** BEGIN Records shown **

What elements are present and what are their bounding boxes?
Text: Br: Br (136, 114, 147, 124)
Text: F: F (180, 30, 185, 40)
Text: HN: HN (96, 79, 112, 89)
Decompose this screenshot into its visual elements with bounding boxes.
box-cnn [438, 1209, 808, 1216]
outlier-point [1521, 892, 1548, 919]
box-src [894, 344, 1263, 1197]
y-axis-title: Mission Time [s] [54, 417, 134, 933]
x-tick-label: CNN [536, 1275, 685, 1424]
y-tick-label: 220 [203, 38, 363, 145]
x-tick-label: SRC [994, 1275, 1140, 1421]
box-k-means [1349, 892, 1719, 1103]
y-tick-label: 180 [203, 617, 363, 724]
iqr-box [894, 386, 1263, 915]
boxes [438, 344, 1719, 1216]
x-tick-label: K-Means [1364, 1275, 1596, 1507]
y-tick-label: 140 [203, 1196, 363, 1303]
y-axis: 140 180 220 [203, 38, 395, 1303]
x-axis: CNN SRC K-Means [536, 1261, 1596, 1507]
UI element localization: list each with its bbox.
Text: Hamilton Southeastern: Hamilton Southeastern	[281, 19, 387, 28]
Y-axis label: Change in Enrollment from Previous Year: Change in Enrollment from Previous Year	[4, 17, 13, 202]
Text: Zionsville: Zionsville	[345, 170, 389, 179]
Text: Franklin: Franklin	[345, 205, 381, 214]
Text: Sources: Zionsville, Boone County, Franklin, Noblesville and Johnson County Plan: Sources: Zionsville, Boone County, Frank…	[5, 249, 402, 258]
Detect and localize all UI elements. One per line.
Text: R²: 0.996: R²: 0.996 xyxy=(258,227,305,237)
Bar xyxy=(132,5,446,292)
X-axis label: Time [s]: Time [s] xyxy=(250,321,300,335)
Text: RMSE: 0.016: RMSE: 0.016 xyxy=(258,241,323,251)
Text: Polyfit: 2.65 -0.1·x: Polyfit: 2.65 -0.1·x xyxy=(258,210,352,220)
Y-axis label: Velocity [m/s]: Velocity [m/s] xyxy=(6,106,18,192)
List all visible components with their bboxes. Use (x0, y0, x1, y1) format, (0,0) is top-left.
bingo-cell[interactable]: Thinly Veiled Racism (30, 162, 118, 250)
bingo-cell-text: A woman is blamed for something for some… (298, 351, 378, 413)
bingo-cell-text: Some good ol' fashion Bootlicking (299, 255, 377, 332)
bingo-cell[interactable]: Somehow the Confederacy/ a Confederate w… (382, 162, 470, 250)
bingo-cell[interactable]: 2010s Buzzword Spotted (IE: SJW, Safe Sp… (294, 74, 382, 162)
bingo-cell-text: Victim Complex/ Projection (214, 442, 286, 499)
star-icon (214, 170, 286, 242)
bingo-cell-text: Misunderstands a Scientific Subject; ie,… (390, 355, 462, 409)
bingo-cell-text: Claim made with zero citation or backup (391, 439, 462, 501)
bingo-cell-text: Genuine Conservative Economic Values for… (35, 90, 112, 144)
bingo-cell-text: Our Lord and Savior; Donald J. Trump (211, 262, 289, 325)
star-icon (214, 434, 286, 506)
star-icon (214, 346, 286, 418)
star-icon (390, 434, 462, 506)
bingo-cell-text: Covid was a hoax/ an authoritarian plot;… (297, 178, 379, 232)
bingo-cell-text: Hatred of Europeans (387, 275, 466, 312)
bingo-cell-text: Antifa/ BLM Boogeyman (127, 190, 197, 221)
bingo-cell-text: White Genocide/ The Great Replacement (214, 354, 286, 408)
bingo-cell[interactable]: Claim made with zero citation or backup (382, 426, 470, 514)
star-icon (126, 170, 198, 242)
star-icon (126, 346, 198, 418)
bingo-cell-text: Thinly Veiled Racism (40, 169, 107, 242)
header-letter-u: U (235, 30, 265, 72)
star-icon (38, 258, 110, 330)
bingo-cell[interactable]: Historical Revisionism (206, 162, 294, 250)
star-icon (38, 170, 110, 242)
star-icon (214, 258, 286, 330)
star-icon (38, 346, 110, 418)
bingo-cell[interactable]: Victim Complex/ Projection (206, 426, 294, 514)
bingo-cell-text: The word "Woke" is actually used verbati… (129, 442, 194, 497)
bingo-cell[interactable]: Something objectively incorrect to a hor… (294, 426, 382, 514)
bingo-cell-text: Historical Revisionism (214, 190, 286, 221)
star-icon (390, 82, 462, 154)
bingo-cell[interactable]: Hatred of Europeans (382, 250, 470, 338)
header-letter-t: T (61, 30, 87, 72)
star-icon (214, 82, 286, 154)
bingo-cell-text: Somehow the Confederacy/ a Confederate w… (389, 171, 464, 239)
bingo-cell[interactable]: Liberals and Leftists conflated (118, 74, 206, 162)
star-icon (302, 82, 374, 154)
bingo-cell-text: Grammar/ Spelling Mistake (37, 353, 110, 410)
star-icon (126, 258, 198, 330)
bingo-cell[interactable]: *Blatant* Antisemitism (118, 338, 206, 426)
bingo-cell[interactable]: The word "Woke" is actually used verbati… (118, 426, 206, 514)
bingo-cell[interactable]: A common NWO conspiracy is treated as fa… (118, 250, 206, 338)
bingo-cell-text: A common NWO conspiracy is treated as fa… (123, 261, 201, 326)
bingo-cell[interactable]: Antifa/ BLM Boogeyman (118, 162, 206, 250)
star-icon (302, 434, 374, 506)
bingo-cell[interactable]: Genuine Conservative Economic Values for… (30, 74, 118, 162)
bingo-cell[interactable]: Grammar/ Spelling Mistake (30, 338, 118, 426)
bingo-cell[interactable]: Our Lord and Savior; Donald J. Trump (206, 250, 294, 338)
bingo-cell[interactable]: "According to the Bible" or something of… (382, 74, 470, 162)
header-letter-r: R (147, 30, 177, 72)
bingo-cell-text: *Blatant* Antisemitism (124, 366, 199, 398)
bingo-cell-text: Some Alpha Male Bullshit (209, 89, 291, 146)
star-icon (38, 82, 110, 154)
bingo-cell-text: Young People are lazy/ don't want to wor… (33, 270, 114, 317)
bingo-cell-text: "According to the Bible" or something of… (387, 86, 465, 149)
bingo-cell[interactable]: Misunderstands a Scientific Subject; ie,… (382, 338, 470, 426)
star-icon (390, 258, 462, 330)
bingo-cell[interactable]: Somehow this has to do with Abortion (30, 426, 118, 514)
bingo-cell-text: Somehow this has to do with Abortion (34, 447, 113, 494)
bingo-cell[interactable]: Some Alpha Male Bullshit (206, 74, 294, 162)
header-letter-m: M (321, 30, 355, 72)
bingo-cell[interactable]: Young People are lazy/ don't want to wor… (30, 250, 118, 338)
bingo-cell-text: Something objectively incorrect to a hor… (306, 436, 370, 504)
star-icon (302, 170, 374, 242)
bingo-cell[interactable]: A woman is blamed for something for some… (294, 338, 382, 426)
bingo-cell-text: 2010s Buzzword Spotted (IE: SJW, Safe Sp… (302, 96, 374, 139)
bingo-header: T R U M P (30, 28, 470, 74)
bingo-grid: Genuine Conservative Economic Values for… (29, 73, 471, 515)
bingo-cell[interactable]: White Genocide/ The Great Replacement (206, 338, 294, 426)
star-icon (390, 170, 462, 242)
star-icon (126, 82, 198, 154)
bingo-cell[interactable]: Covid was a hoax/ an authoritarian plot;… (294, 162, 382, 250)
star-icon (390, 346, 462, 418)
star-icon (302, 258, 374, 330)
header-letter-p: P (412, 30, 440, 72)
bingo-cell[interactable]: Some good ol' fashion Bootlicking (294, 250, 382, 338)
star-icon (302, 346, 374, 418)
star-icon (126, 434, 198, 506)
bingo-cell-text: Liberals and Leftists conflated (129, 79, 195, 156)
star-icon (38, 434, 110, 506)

** END Records shown **

Given instruction: Can you output all the records above again, line for line, with nothing changed?

Solved exercise:
What elements are present and what are their bounding boxes?
Text: Br: Br (136, 114, 147, 124)
Text: F: F (180, 30, 185, 40)
Text: HN: HN (96, 79, 112, 89)
Decompose this screenshot into its visual elements with bounding boxes.
box-cnn [438, 1209, 808, 1216]
outlier-point [1521, 892, 1548, 919]
box-src [894, 344, 1263, 1197]
y-axis-title: Mission Time [s] [54, 417, 134, 933]
x-tick-label: CNN [536, 1275, 685, 1424]
y-tick-label: 220 [203, 38, 363, 145]
x-tick-label: SRC [994, 1275, 1140, 1421]
box-k-means [1349, 892, 1719, 1103]
y-tick-label: 180 [203, 617, 363, 724]
iqr-box [894, 386, 1263, 915]
boxes [438, 344, 1719, 1216]
x-tick-label: K-Means [1364, 1275, 1596, 1507]
y-tick-label: 140 [203, 1196, 363, 1303]
y-axis: 140 180 220 [203, 38, 395, 1303]
x-axis: CNN SRC K-Means [536, 1261, 1596, 1507]
UI element localization: list each with its bbox.
Text: Hamilton Southeastern: Hamilton Southeastern	[281, 19, 387, 28]
Y-axis label: Change in Enrollment from Previous Year: Change in Enrollment from Previous Year	[4, 17, 13, 202]
Text: Zionsville: Zionsville	[345, 170, 389, 179]
Text: Franklin: Franklin	[345, 205, 381, 214]
Text: Sources: Zionsville, Boone County, Franklin, Noblesville and Johnson County Plan: Sources: Zionsville, Boone County, Frank…	[5, 249, 402, 258]
Detect and localize all UI elements. One per line.
Text: R²: 0.996: R²: 0.996 xyxy=(258,227,305,237)
Bar xyxy=(132,5,446,292)
X-axis label: Time [s]: Time [s] xyxy=(250,321,300,335)
Text: RMSE: 0.016: RMSE: 0.016 xyxy=(258,241,323,251)
Text: Polyfit: 2.65 -0.1·x: Polyfit: 2.65 -0.1·x xyxy=(258,210,352,220)
Y-axis label: Velocity [m/s]: Velocity [m/s] xyxy=(6,106,18,192)
List all visible components with their bboxes. Use (x0, y0, x1, y1) format, (0,0) is top-left.
bingo-cell[interactable]: Thinly Veiled Racism (30, 162, 118, 250)
bingo-cell-text: A woman is blamed for something for some… (298, 351, 378, 413)
bingo-cell-text: Some good ol' fashion Bootlicking (299, 255, 377, 332)
bingo-cell[interactable]: Somehow the Confederacy/ a Confederate w… (382, 162, 470, 250)
bingo-cell[interactable]: 2010s Buzzword Spotted (IE: SJW, Safe Sp… (294, 74, 382, 162)
bingo-cell-text: Victim Complex/ Projection (214, 442, 286, 499)
star-icon (214, 170, 286, 242)
bingo-cell-text: Misunderstands a Scientific Subject; ie,… (390, 355, 462, 409)
bingo-cell-text: Claim made with zero citation or backup (391, 439, 462, 501)
bingo-cell-text: Genuine Conservative Economic Values for… (35, 90, 112, 144)
bingo-cell-text: Our Lord and Savior; Donald J. Trump (211, 262, 289, 325)
star-icon (214, 434, 286, 506)
star-icon (214, 346, 286, 418)
star-icon (390, 434, 462, 506)
bingo-cell-text: Covid was a hoax/ an authoritarian plot;… (297, 178, 379, 232)
bingo-cell-text: Hatred of Europeans (387, 275, 466, 312)
bingo-cell-text: Antifa/ BLM Boogeyman (127, 190, 197, 221)
bingo-cell-text: White Genocide/ The Great Replacement (214, 354, 286, 408)
bingo-cell[interactable]: Claim made with zero citation or backup (382, 426, 470, 514)
star-icon (126, 170, 198, 242)
star-icon (126, 346, 198, 418)
bingo-cell-text: Thinly Veiled Racism (40, 169, 107, 242)
header-letter-u: U (235, 30, 265, 72)
star-icon (38, 258, 110, 330)
bingo-cell[interactable]: Historical Revisionism (206, 162, 294, 250)
star-icon (38, 170, 110, 242)
star-icon (214, 258, 286, 330)
star-icon (38, 346, 110, 418)
bingo-cell[interactable]: Victim Complex/ Projection (206, 426, 294, 514)
bingo-cell-text: The word "Woke" is actually used verbati… (129, 442, 194, 497)
bingo-cell[interactable]: Something objectively incorrect to a hor… (294, 426, 382, 514)
bingo-cell-text: Historical Revisionism (214, 190, 286, 221)
star-icon (390, 82, 462, 154)
bingo-cell[interactable]: Hatred of Europeans (382, 250, 470, 338)
header-letter-t: T (61, 30, 87, 72)
star-icon (214, 82, 286, 154)
bingo-cell-text: Somehow the Confederacy/ a Confederate w… (389, 171, 464, 239)
bingo-cell[interactable]: Liberals and Leftists conflated (118, 74, 206, 162)
star-icon (302, 82, 374, 154)
bingo-cell-text: Grammar/ Spelling Mistake (37, 353, 110, 410)
star-icon (126, 258, 198, 330)
bingo-cell[interactable]: *Blatant* Antisemitism (118, 338, 206, 426)
bingo-cell[interactable]: The word "Woke" is actually used verbati… (118, 426, 206, 514)
bingo-cell[interactable]: A common NWO conspiracy is treated as fa… (118, 250, 206, 338)
bingo-cell-text: A common NWO conspiracy is treated as fa… (123, 261, 201, 326)
bingo-cell[interactable]: Antifa/ BLM Boogeyman (118, 162, 206, 250)
star-icon (302, 434, 374, 506)
bingo-cell[interactable]: Genuine Conservative Economic Values for… (30, 74, 118, 162)
bingo-cell[interactable]: Grammar/ Spelling Mistake (30, 338, 118, 426)
bingo-cell[interactable]: Our Lord and Savior; Donald J. Trump (206, 250, 294, 338)
bingo-cell[interactable]: "According to the Bible" or something of… (382, 74, 470, 162)
header-letter-r: R (147, 30, 177, 72)
bingo-cell-text: *Blatant* Antisemitism (124, 366, 199, 398)
bingo-cell-text: Some Alpha Male Bullshit (209, 89, 291, 146)
star-icon (38, 82, 110, 154)
bingo-cell-text: Young People are lazy/ don't want to wor… (33, 270, 114, 317)
bingo-cell-text: "According to the Bible" or something of… (387, 86, 465, 149)
bingo-cell[interactable]: Misunderstands a Scientific Subject; ie,… (382, 338, 470, 426)
star-icon (390, 258, 462, 330)
bingo-cell[interactable]: Somehow this has to do with Abortion (30, 426, 118, 514)
bingo-cell-text: Somehow this has to do with Abortion (34, 447, 113, 494)
bingo-cell[interactable]: Some Alpha Male Bullshit (206, 74, 294, 162)
header-letter-m: M (321, 30, 355, 72)
bingo-cell[interactable]: Young People are lazy/ don't want to wor… (30, 250, 118, 338)
bingo-cell-text: Something objectively incorrect to a hor… (306, 436, 370, 504)
star-icon (302, 170, 374, 242)
bingo-cell[interactable]: A woman is blamed for something for some… (294, 338, 382, 426)
bingo-cell-text: 2010s Buzzword Spotted (IE: SJW, Safe Sp… (302, 96, 374, 139)
bingo-header: T R U M P (30, 28, 470, 74)
bingo-grid: Genuine Conservative Economic Values for… (29, 73, 471, 515)
bingo-cell[interactable]: White Genocide/ The Great Replacement (206, 338, 294, 426)
star-icon (390, 170, 462, 242)
star-icon (126, 82, 198, 154)
bingo-cell[interactable]: Covid was a hoax/ an authoritarian plot;… (294, 162, 382, 250)
star-icon (390, 346, 462, 418)
star-icon (302, 258, 374, 330)
header-letter-p: P (412, 30, 440, 72)
bingo-cell[interactable]: Some good ol' fashion Bootlicking (294, 250, 382, 338)
star-icon (302, 346, 374, 418)
star-icon (126, 434, 198, 506)
bingo-cell-text: Liberals and Leftists conflated (129, 79, 195, 156)
star-icon (38, 434, 110, 506)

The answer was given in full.